EXERCISE AIM ▸
Skip the images. Copy the records exactly as written.

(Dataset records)

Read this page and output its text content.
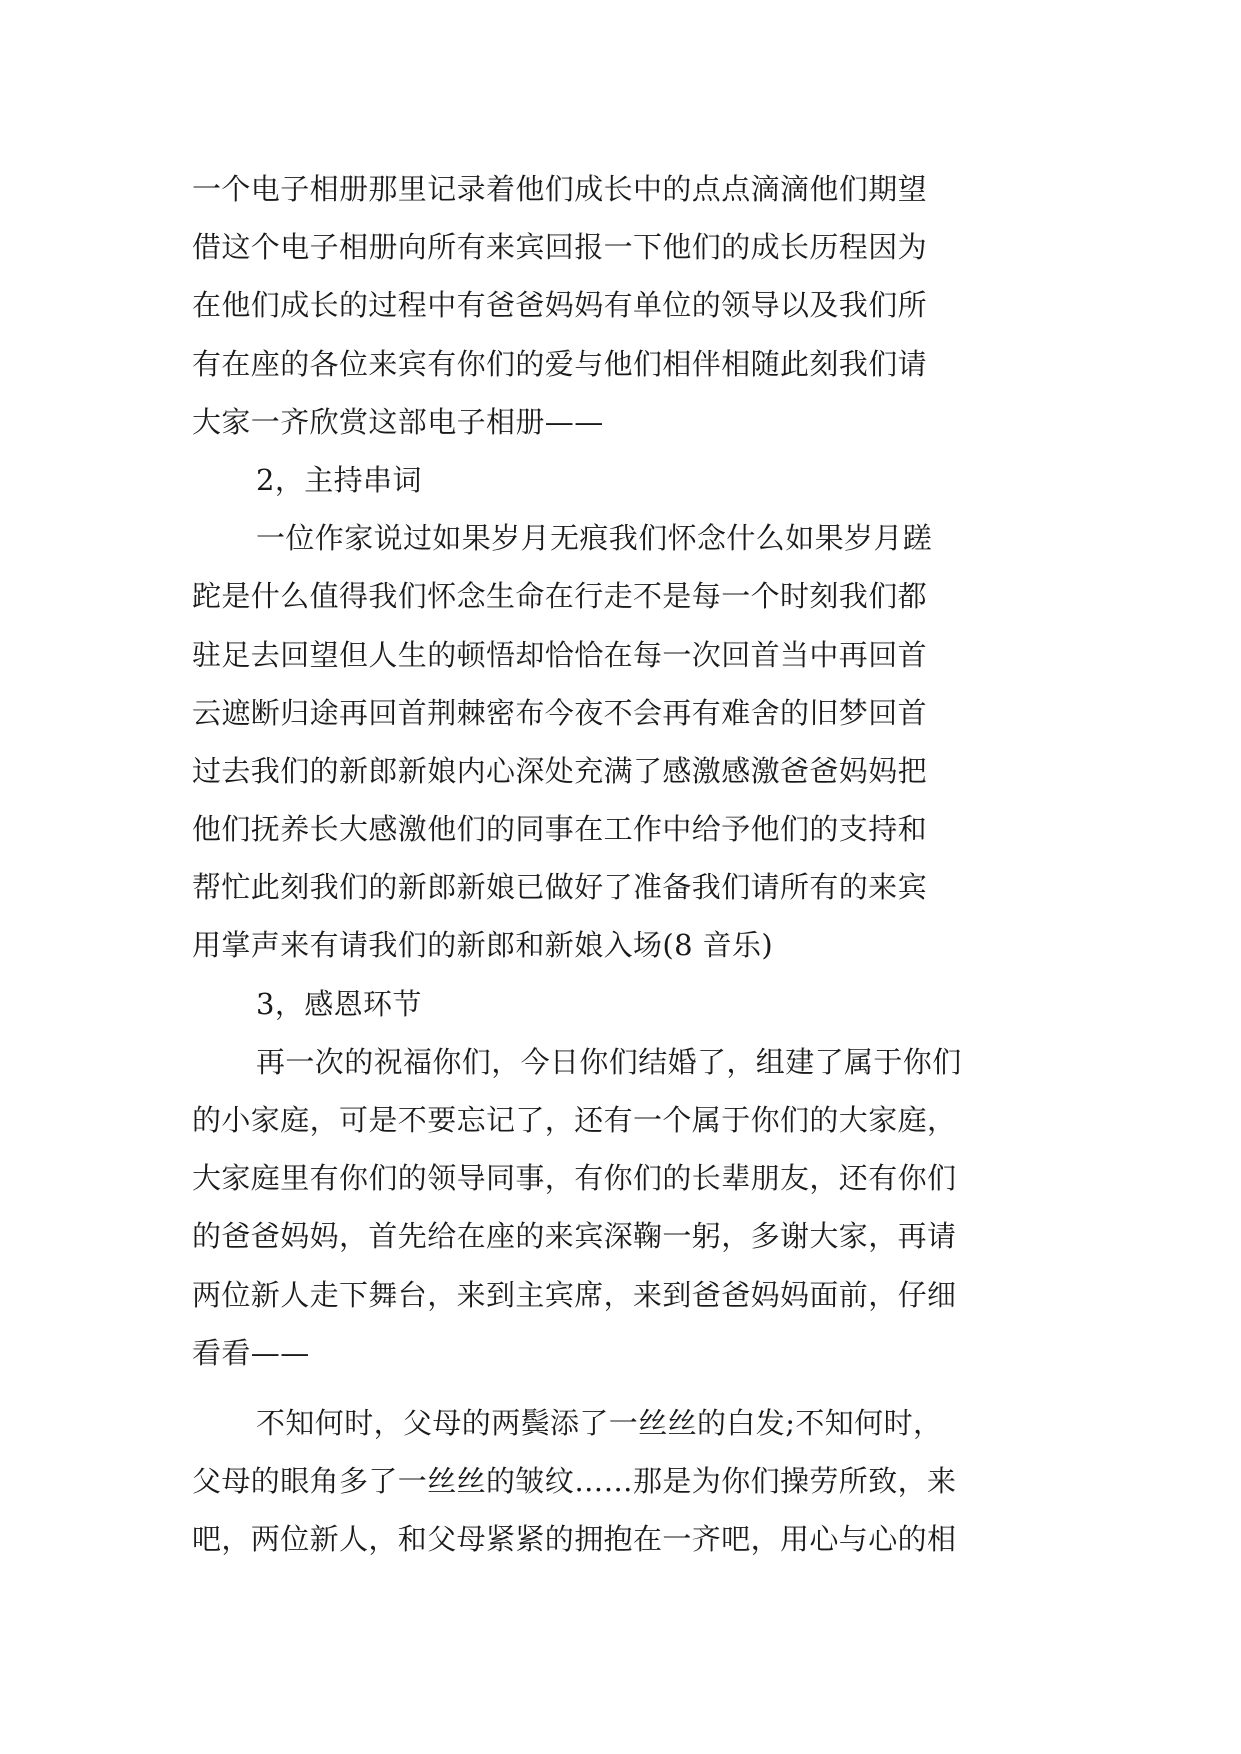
一个电子相册那里记录着他们成长中的点点滴滴他们期望
借这个电子相册向所有来宾回报一下他们的成长历程因为
在他们成长的过程中有爸爸妈妈有单位的领导以及我们所
有在座的各位来宾有你们的爱与他们相伴相随此刻我们请
大家一齐欣赏这部电子相册——
2，主持串词
一位作家说过如果岁月无痕我们怀念什么如果岁月蹉
跎是什么值得我们怀念生命在行走不是每一个时刻我们都
驻足去回望但人生的顿悟却恰恰在每一次回首当中再回首
云遮断归途再回首荆棘密布今夜不会再有难舍的旧梦回首
过去我们的新郎新娘内心深处充满了感激感激爸爸妈妈把
他们抚养长大感激他们的同事在工作中给予他们的支持和
帮忙此刻我们的新郎新娘已做好了准备我们请所有的来宾
用掌声来有请我们的新郎和新娘入场(8 音乐)
3，感恩环节
再一次的祝福你们，今日你们结婚了，组建了属于你们
的小家庭，可是不要忘记了，还有一个属于你们的大家庭，
大家庭里有你们的领导同事，有你们的长辈朋友，还有你们
的爸爸妈妈，首先给在座的来宾深鞠一躬，多谢大家，再请
两位新人走下舞台，来到主宾席，来到爸爸妈妈面前，仔细
看看——
不知何时，父母的两鬓添了一丝丝的白发;不知何时，
父母的眼角多了一丝丝的皱纹……那是为你们操劳所致，来
吧，两位新人，和父母紧紧的拥抱在一齐吧，用心与心的相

FULL SOLUTION ▸
Read this page and output its text content.
一个电子相册那里记录着他们成长中的点点滴滴他们期望
借这个电子相册向所有来宾回报一下他们的成长历程因为
在他们成长的过程中有爸爸妈妈有单位的领导以及我们所
有在座的各位来宾有你们的爱与他们相伴相随此刻我们请
大家一齐欣赏这部电子相册——
2，主持串词
一位作家说过如果岁月无痕我们怀念什么如果岁月蹉
跎是什么值得我们怀念生命在行走不是每一个时刻我们都
驻足去回望但人生的顿悟却恰恰在每一次回首当中再回首
云遮断归途再回首荆棘密布今夜不会再有难舍的旧梦回首
过去我们的新郎新娘内心深处充满了感激感激爸爸妈妈把
他们抚养长大感激他们的同事在工作中给予他们的支持和
帮忙此刻我们的新郎新娘已做好了准备我们请所有的来宾
用掌声来有请我们的新郎和新娘入场(8 音乐)
3，感恩环节
再一次的祝福你们，今日你们结婚了，组建了属于你们
的小家庭，可是不要忘记了，还有一个属于你们的大家庭，
大家庭里有你们的领导同事，有你们的长辈朋友，还有你们
的爸爸妈妈，首先给在座的来宾深鞠一躬，多谢大家，再请
两位新人走下舞台，来到主宾席，来到爸爸妈妈面前，仔细
看看——
不知何时，父母的两鬓添了一丝丝的白发;不知何时，
父母的眼角多了一丝丝的皱纹……那是为你们操劳所致，来
吧，两位新人，和父母紧紧的拥抱在一齐吧，用心与心的相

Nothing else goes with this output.